TASK INPUTS ->
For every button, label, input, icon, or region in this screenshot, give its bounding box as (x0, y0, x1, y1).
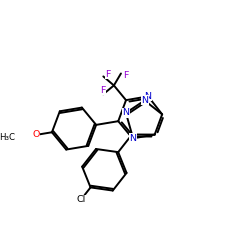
Text: N: N (122, 108, 130, 118)
Text: N: N (144, 92, 152, 101)
Text: H₃C: H₃C (0, 133, 15, 142)
Text: F: F (105, 70, 111, 79)
Text: N: N (129, 134, 136, 143)
Text: F: F (123, 71, 128, 80)
Text: F: F (100, 86, 106, 95)
Text: N: N (141, 96, 148, 105)
Text: O: O (32, 130, 40, 140)
Text: Cl: Cl (76, 195, 86, 204)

EXERCISE DIRECTIONS ->
Format the entries above as a Markdown table with the columns Row and Line, one numbered row per line. Skip blank lines and leave out the pictures.

WORKED ANSWER ->
| Row | Line |
|---|---|
| 1 | For every button, label, input, icon, or region in this screenshot, give its bounding box as (x0, y0, x1, y1). |
| 2 | Text: N: N (122, 108, 130, 118) |
| 3 | Text: N: N (144, 92, 152, 101) |
| 4 | Text: H₃C: H₃C (0, 133, 15, 142) |
| 5 | Text: F: F (105, 70, 111, 79) |
| 6 | Text: N: N (129, 134, 136, 143) |
| 7 | Text: F: F (123, 71, 128, 80) |
| 8 | Text: F: F (100, 86, 106, 95) |
| 9 | Text: N: N (141, 96, 148, 105) |
| 10 | Text: O: O (32, 130, 40, 140) |
| 11 | Text: Cl: Cl (76, 195, 86, 204) |